━━ Exercise materials ━━
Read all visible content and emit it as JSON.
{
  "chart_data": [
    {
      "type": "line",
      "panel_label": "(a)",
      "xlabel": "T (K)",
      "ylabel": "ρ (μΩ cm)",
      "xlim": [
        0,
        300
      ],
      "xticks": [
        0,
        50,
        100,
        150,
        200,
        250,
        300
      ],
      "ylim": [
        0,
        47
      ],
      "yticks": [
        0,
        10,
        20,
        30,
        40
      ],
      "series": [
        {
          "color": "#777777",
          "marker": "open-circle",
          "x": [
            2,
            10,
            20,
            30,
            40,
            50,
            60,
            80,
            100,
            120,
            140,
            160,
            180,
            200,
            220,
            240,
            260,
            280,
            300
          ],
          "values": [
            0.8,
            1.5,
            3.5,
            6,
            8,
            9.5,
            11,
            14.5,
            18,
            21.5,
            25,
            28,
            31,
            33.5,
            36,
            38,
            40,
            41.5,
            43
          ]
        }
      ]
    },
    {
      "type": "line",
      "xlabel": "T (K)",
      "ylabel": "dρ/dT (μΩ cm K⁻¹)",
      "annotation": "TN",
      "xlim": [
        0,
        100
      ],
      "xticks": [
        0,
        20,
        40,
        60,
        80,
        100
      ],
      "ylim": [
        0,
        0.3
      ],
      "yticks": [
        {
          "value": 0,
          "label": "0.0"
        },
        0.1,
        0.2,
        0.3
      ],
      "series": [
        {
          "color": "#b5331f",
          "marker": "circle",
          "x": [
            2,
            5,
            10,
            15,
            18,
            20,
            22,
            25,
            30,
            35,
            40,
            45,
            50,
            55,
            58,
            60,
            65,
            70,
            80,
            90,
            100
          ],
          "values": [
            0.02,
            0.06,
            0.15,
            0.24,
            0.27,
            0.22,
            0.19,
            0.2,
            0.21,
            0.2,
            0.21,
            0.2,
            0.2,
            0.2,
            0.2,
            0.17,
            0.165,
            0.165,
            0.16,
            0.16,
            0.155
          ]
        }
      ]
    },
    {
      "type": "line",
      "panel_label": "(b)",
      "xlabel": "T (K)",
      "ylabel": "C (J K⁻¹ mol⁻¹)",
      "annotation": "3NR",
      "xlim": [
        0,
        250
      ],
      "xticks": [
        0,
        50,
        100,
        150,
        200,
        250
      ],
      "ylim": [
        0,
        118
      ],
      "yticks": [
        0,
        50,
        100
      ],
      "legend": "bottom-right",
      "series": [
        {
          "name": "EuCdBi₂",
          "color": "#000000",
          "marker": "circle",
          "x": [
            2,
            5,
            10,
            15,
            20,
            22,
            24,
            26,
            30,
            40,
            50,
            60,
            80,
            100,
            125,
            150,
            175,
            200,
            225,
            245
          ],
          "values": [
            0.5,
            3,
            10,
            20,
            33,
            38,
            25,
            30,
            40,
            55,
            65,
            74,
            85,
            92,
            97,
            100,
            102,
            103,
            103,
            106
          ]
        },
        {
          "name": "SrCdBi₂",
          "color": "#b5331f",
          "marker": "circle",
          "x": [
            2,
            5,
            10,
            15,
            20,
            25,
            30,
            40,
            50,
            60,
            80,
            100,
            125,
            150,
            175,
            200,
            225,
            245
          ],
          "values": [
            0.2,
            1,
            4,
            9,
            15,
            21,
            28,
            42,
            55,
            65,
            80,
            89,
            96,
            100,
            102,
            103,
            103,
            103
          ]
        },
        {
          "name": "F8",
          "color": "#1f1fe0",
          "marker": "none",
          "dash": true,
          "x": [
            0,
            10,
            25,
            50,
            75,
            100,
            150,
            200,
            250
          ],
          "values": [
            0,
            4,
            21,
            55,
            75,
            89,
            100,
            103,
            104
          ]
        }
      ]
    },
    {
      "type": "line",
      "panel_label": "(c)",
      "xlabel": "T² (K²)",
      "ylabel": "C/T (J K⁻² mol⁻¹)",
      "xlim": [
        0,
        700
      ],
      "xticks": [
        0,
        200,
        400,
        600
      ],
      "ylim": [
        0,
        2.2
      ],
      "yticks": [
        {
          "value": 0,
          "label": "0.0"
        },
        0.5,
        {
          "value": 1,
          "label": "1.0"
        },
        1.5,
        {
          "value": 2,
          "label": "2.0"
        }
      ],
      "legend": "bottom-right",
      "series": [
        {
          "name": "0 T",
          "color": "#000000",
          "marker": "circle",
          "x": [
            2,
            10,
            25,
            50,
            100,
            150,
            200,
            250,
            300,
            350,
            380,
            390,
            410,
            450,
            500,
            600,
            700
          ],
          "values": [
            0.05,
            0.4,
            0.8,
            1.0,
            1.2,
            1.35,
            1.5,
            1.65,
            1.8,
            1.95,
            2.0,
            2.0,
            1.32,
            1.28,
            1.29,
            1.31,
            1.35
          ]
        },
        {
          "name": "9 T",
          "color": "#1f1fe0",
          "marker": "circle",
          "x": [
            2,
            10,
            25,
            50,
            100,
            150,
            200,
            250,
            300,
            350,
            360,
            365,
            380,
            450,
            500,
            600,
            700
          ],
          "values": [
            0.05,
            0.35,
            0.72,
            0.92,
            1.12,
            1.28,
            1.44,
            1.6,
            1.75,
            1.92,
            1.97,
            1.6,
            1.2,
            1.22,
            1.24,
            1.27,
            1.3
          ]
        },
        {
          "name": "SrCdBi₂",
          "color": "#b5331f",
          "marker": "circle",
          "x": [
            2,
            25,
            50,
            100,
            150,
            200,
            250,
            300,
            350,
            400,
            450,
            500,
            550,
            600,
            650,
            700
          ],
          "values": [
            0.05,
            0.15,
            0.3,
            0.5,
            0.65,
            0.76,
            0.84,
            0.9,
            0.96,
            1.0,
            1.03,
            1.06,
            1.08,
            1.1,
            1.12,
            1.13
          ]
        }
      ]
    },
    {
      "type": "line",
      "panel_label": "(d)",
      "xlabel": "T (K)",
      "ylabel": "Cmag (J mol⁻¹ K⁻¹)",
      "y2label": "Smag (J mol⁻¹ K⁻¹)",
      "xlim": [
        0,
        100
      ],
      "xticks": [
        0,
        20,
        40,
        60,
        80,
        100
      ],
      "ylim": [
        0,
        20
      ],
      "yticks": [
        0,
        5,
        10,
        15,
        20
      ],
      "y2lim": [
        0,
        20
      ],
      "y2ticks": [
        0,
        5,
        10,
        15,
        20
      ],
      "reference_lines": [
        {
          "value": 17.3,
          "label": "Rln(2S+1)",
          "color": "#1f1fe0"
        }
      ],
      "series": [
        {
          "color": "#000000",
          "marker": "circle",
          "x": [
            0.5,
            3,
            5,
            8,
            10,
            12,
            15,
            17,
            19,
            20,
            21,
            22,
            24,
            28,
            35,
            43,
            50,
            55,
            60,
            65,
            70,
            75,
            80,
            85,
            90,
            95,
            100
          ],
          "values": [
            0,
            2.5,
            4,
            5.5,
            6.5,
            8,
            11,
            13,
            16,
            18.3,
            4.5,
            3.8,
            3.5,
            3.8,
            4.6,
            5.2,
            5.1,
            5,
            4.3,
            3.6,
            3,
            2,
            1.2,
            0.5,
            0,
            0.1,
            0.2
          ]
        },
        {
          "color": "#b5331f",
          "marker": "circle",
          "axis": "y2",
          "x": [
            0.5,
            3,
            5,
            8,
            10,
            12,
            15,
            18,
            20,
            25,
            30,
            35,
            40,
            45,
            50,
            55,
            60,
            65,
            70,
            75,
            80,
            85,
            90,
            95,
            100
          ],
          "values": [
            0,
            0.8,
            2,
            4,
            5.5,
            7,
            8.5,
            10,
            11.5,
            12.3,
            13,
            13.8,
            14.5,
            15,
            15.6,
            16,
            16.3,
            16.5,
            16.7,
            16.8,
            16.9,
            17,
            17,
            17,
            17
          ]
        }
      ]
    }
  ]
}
━━━
> Exercise instructions: Restate the data above exactly, keeping each word as it stands.

> Answer below:
Read all visible content and emit it as JSON.
{
  "chart_data": [
    {
      "type": "line",
      "panel_label": "(a)",
      "xlabel": "T (K)",
      "ylabel": "ρ (μΩ cm)",
      "xlim": [
        0,
        300
      ],
      "xticks": [
        0,
        50,
        100,
        150,
        200,
        250,
        300
      ],
      "ylim": [
        0,
        47
      ],
      "yticks": [
        0,
        10,
        20,
        30,
        40
      ],
      "series": [
        {
          "color": "#777777",
          "marker": "open-circle",
          "x": [
            2,
            10,
            20,
            30,
            40,
            50,
            60,
            80,
            100,
            120,
            140,
            160,
            180,
            200,
            220,
            240,
            260,
            280,
            300
          ],
          "values": [
            0.8,
            1.5,
            3.5,
            6,
            8,
            9.5,
            11,
            14.5,
            18,
            21.5,
            25,
            28,
            31,
            33.5,
            36,
            38,
            40,
            41.5,
            43
          ]
        }
      ]
    },
    {
      "type": "line",
      "xlabel": "T (K)",
      "ylabel": "dρ/dT (μΩ cm K⁻¹)",
      "annotation": "TN",
      "xlim": [
        0,
        100
      ],
      "xticks": [
        0,
        20,
        40,
        60,
        80,
        100
      ],
      "ylim": [
        0,
        0.3
      ],
      "yticks": [
        {
          "value": 0,
          "label": "0.0"
        },
        0.1,
        0.2,
        0.3
      ],
      "series": [
        {
          "color": "#b5331f",
          "marker": "circle",
          "x": [
            2,
            5,
            10,
            15,
            18,
            20,
            22,
            25,
            30,
            35,
            40,
            45,
            50,
            55,
            58,
            60,
            65,
            70,
            80,
            90,
            100
          ],
          "values": [
            0.02,
            0.06,
            0.15,
            0.24,
            0.27,
            0.22,
            0.19,
            0.2,
            0.21,
            0.2,
            0.21,
            0.2,
            0.2,
            0.2,
            0.2,
            0.17,
            0.165,
            0.165,
            0.16,
            0.16,
            0.155
          ]
        }
      ]
    },
    {
      "type": "line",
      "panel_label": "(b)",
      "xlabel": "T (K)",
      "ylabel": "C (J K⁻¹ mol⁻¹)",
      "annotation": "3NR",
      "xlim": [
        0,
        250
      ],
      "xticks": [
        0,
        50,
        100,
        150,
        200,
        250
      ],
      "ylim": [
        0,
        118
      ],
      "yticks": [
        0,
        50,
        100
      ],
      "legend": "bottom-right",
      "series": [
        {
          "name": "EuCdBi₂",
          "color": "#000000",
          "marker": "circle",
          "x": [
            2,
            5,
            10,
            15,
            20,
            22,
            24,
            26,
            30,
            40,
            50,
            60,
            80,
            100,
            125,
            150,
            175,
            200,
            225,
            245
          ],
          "values": [
            0.5,
            3,
            10,
            20,
            33,
            38,
            25,
            30,
            40,
            55,
            65,
            74,
            85,
            92,
            97,
            100,
            102,
            103,
            103,
            106
          ]
        },
        {
          "name": "SrCdBi₂",
          "color": "#b5331f",
          "marker": "circle",
          "x": [
            2,
            5,
            10,
            15,
            20,
            25,
            30,
            40,
            50,
            60,
            80,
            100,
            125,
            150,
            175,
            200,
            225,
            245
          ],
          "values": [
            0.2,
            1,
            4,
            9,
            15,
            21,
            28,
            42,
            55,
            65,
            80,
            89,
            96,
            100,
            102,
            103,
            103,
            103
          ]
        },
        {
          "name": "F8",
          "color": "#1f1fe0",
          "marker": "none",
          "dash": true,
          "x": [
            0,
            10,
            25,
            50,
            75,
            100,
            150,
            200,
            250
          ],
          "values": [
            0,
            4,
            21,
            55,
            75,
            89,
            100,
            103,
            104
          ]
        }
      ]
    },
    {
      "type": "line",
      "panel_label": "(c)",
      "xlabel": "T² (K²)",
      "ylabel": "C/T (J K⁻² mol⁻¹)",
      "xlim": [
        0,
        700
      ],
      "xticks": [
        0,
        200,
        400,
        600
      ],
      "ylim": [
        0,
        2.2
      ],
      "yticks": [
        {
          "value": 0,
          "label": "0.0"
        },
        0.5,
        {
          "value": 1,
          "label": "1.0"
        },
        1.5,
        {
          "value": 2,
          "label": "2.0"
        }
      ],
      "legend": "bottom-right",
      "series": [
        {
          "name": "0 T",
          "color": "#000000",
          "marker": "circle",
          "x": [
            2,
            10,
            25,
            50,
            100,
            150,
            200,
            250,
            300,
            350,
            380,
            390,
            410,
            450,
            500,
            600,
            700
          ],
          "values": [
            0.05,
            0.4,
            0.8,
            1.0,
            1.2,
            1.35,
            1.5,
            1.65,
            1.8,
            1.95,
            2.0,
            2.0,
            1.32,
            1.28,
            1.29,
            1.31,
            1.35
          ]
        },
        {
          "name": "9 T",
          "color": "#1f1fe0",
          "marker": "circle",
          "x": [
            2,
            10,
            25,
            50,
            100,
            150,
            200,
            250,
            300,
            350,
            360,
            365,
            380,
            450,
            500,
            600,
            700
          ],
          "values": [
            0.05,
            0.35,
            0.72,
            0.92,
            1.12,
            1.28,
            1.44,
            1.6,
            1.75,
            1.92,
            1.97,
            1.6,
            1.2,
            1.22,
            1.24,
            1.27,
            1.3
          ]
        },
        {
          "name": "SrCdBi₂",
          "color": "#b5331f",
          "marker": "circle",
          "x": [
            2,
            25,
            50,
            100,
            150,
            200,
            250,
            300,
            350,
            400,
            450,
            500,
            550,
            600,
            650,
            700
          ],
          "values": [
            0.05,
            0.15,
            0.3,
            0.5,
            0.65,
            0.76,
            0.84,
            0.9,
            0.96,
            1.0,
            1.03,
            1.06,
            1.08,
            1.1,
            1.12,
            1.13
          ]
        }
      ]
    },
    {
      "type": "line",
      "panel_label": "(d)",
      "xlabel": "T (K)",
      "ylabel": "Cmag (J mol⁻¹ K⁻¹)",
      "y2label": "Smag (J mol⁻¹ K⁻¹)",
      "xlim": [
        0,
        100
      ],
      "xticks": [
        0,
        20,
        40,
        60,
        80,
        100
      ],
      "ylim": [
        0,
        20
      ],
      "yticks": [
        0,
        5,
        10,
        15,
        20
      ],
      "y2lim": [
        0,
        20
      ],
      "y2ticks": [
        0,
        5,
        10,
        15,
        20
      ],
      "reference_lines": [
        {
          "value": 17.3,
          "label": "Rln(2S+1)",
          "color": "#1f1fe0"
        }
      ],
      "series": [
        {
          "color": "#000000",
          "marker": "circle",
          "x": [
            0.5,
            3,
            5,
            8,
            10,
            12,
            15,
            17,
            19,
            20,
            21,
            22,
            24,
            28,
            35,
            43,
            50,
            55,
            60,
            65,
            70,
            75,
            80,
            85,
            90,
            95,
            100
          ],
          "values": [
            0,
            2.5,
            4,
            5.5,
            6.5,
            8,
            11,
            13,
            16,
            18.3,
            4.5,
            3.8,
            3.5,
            3.8,
            4.6,
            5.2,
            5.1,
            5,
            4.3,
            3.6,
            3,
            2,
            1.2,
            0.5,
            0,
            0.1,
            0.2
          ]
        },
        {
          "color": "#b5331f",
          "marker": "circle",
          "axis": "y2",
          "x": [
            0.5,
            3,
            5,
            8,
            10,
            12,
            15,
            18,
            20,
            25,
            30,
            35,
            40,
            45,
            50,
            55,
            60,
            65,
            70,
            75,
            80,
            85,
            90,
            95,
            100
          ],
          "values": [
            0,
            0.8,
            2,
            4,
            5.5,
            7,
            8.5,
            10,
            11.5,
            12.3,
            13,
            13.8,
            14.5,
            15,
            15.6,
            16,
            16.3,
            16.5,
            16.7,
            16.8,
            16.9,
            17,
            17,
            17,
            17
          ]
        }
      ]
    }
  ]
}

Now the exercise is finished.